> [Description of the task]: Return all entries precisely as they stand, without the images.

Collected data entries
BEGIN
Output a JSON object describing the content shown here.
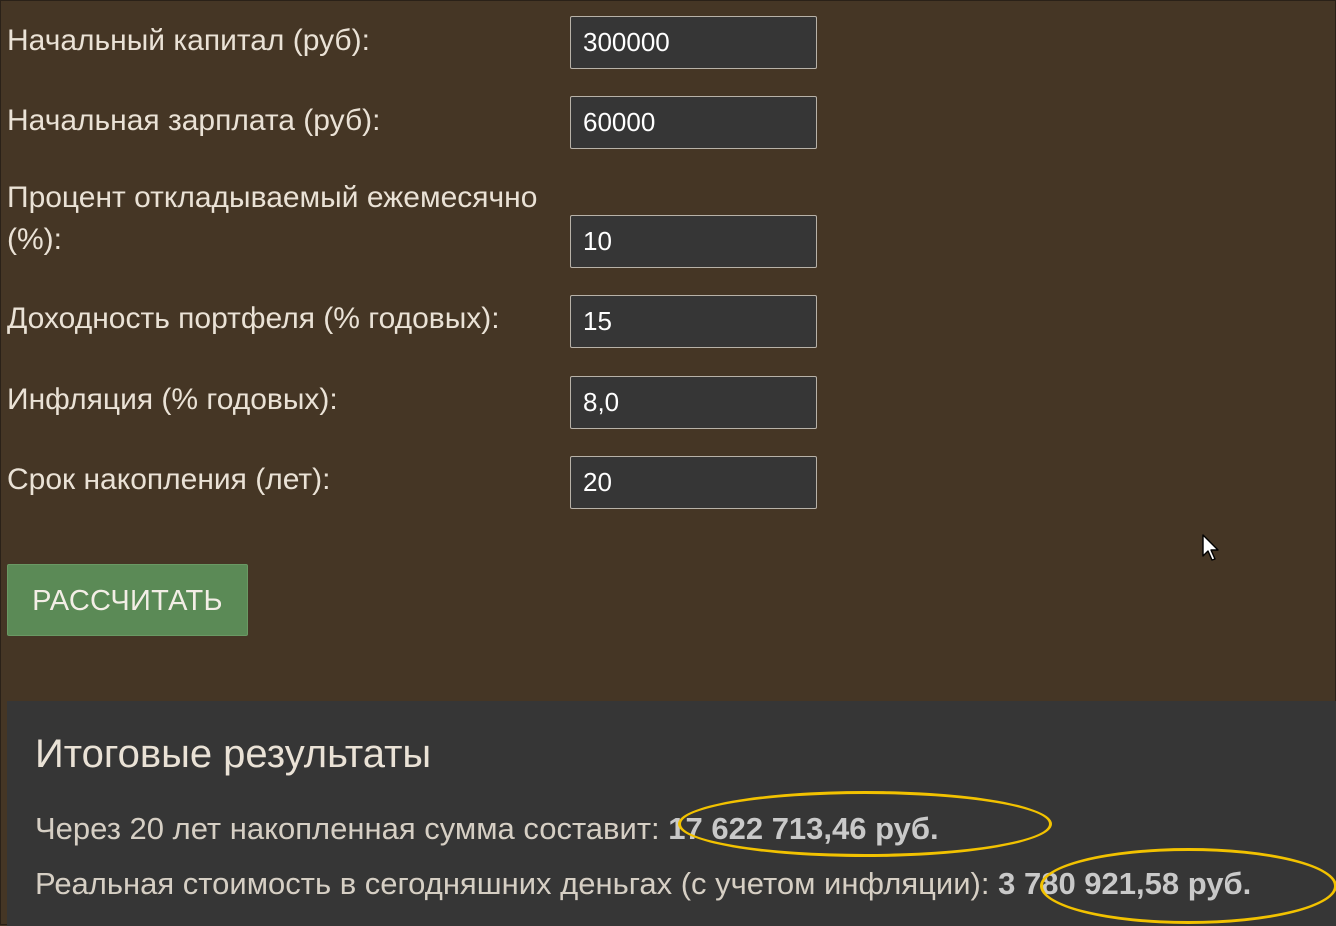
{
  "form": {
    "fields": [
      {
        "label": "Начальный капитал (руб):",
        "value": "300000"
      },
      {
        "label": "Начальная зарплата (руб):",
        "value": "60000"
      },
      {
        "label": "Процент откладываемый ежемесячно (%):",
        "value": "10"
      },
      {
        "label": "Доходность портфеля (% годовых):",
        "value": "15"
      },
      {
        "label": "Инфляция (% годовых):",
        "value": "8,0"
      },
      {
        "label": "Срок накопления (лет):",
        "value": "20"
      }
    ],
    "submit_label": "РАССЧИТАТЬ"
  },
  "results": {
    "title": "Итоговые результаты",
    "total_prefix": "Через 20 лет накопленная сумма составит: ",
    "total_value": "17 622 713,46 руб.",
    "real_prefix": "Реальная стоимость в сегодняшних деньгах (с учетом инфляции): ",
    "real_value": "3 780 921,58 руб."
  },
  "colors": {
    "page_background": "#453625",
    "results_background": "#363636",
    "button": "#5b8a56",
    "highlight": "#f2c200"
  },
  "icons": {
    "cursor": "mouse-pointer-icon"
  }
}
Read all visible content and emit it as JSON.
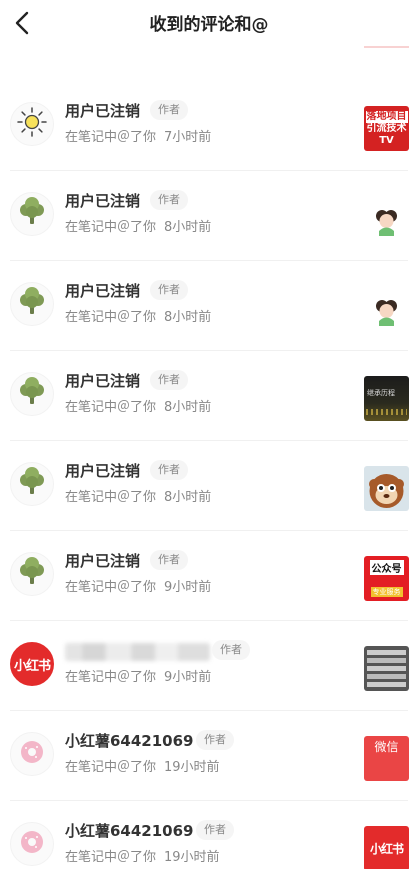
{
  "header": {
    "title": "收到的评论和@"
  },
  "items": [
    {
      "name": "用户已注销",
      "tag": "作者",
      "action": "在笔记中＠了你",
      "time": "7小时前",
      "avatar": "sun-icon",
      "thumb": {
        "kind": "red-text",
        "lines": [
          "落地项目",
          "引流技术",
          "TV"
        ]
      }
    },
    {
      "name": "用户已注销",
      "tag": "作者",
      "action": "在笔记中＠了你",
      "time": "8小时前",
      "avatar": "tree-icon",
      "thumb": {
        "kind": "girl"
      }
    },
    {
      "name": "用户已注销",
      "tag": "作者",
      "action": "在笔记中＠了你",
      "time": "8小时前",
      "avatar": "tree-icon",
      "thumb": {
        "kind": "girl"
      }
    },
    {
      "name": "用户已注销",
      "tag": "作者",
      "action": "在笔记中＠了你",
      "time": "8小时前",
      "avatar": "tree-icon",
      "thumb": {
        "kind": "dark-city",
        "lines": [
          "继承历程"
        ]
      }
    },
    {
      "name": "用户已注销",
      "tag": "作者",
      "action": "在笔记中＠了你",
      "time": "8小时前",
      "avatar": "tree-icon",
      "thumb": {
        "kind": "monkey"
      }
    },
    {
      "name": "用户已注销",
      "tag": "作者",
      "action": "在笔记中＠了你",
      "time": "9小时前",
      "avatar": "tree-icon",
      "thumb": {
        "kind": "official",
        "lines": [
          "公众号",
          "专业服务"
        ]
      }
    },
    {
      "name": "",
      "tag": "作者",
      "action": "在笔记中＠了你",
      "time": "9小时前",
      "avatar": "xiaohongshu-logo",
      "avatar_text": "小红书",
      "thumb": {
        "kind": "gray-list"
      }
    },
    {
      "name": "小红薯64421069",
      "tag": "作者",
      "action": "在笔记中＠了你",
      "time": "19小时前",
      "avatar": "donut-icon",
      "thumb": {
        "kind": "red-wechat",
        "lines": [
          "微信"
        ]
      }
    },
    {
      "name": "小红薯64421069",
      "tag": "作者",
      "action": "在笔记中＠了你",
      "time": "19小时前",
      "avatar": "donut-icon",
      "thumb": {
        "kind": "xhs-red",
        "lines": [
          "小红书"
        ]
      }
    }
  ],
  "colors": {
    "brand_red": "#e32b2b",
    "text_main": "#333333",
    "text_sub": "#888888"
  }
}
END
> [Complete answer]:
Output a JSON object describing the content shown here.
{
  "form": {
    "fields": [
      {
        "label": "Начальный капитал (руб):",
        "value": "300000"
      },
      {
        "label": "Начальная зарплата (руб):",
        "value": "60000"
      },
      {
        "label": "Процент откладываемый ежемесячно (%):",
        "value": "10"
      },
      {
        "label": "Доходность портфеля (% годовых):",
        "value": "15"
      },
      {
        "label": "Инфляция (% годовых):",
        "value": "8,0"
      },
      {
        "label": "Срок накопления (лет):",
        "value": "20"
      }
    ],
    "submit_label": "РАССЧИТАТЬ"
  },
  "results": {
    "title": "Итоговые результаты",
    "total_prefix": "Через 20 лет накопленная сумма составит: ",
    "total_value": "17 622 713,46 руб.",
    "real_prefix": "Реальная стоимость в сегодняшних деньгах (с учетом инфляции): ",
    "real_value": "3 780 921,58 руб."
  },
  "colors": {
    "page_background": "#453625",
    "results_background": "#363636",
    "button": "#5b8a56",
    "highlight": "#f2c200"
  },
  "icons": {
    "cursor": "mouse-pointer-icon"
  }
}
Read all visible content and emit it as JSON.
{
  "header": {
    "title": "收到的评论和@"
  },
  "items": [
    {
      "name": "用户已注销",
      "tag": "作者",
      "action": "在笔记中＠了你",
      "time": "7小时前",
      "avatar": "sun-icon",
      "thumb": {
        "kind": "red-text",
        "lines": [
          "落地项目",
          "引流技术",
          "TV"
        ]
      }
    },
    {
      "name": "用户已注销",
      "tag": "作者",
      "action": "在笔记中＠了你",
      "time": "8小时前",
      "avatar": "tree-icon",
      "thumb": {
        "kind": "girl"
      }
    },
    {
      "name": "用户已注销",
      "tag": "作者",
      "action": "在笔记中＠了你",
      "time": "8小时前",
      "avatar": "tree-icon",
      "thumb": {
        "kind": "girl"
      }
    },
    {
      "name": "用户已注销",
      "tag": "作者",
      "action": "在笔记中＠了你",
      "time": "8小时前",
      "avatar": "tree-icon",
      "thumb": {
        "kind": "dark-city",
        "lines": [
          "继承历程"
        ]
      }
    },
    {
      "name": "用户已注销",
      "tag": "作者",
      "action": "在笔记中＠了你",
      "time": "8小时前",
      "avatar": "tree-icon",
      "thumb": {
        "kind": "monkey"
      }
    },
    {
      "name": "用户已注销",
      "tag": "作者",
      "action": "在笔记中＠了你",
      "time": "9小时前",
      "avatar": "tree-icon",
      "thumb": {
        "kind": "official",
        "lines": [
          "公众号",
          "专业服务"
        ]
      }
    },
    {
      "name": "",
      "tag": "作者",
      "action": "在笔记中＠了你",
      "time": "9小时前",
      "avatar": "xiaohongshu-logo",
      "avatar_text": "小红书",
      "thumb": {
        "kind": "gray-list"
      }
    },
    {
      "name": "小红薯64421069",
      "tag": "作者",
      "action": "在笔记中＠了你",
      "time": "19小时前",
      "avatar": "donut-icon",
      "thumb": {
        "kind": "red-wechat",
        "lines": [
          "微信"
        ]
      }
    },
    {
      "name": "小红薯64421069",
      "tag": "作者",
      "action": "在笔记中＠了你",
      "time": "19小时前",
      "avatar": "donut-icon",
      "thumb": {
        "kind": "xhs-red",
        "lines": [
          "小红书"
        ]
      }
    }
  ],
  "colors": {
    "brand_red": "#e32b2b",
    "text_main": "#333333",
    "text_sub": "#888888"
  }
}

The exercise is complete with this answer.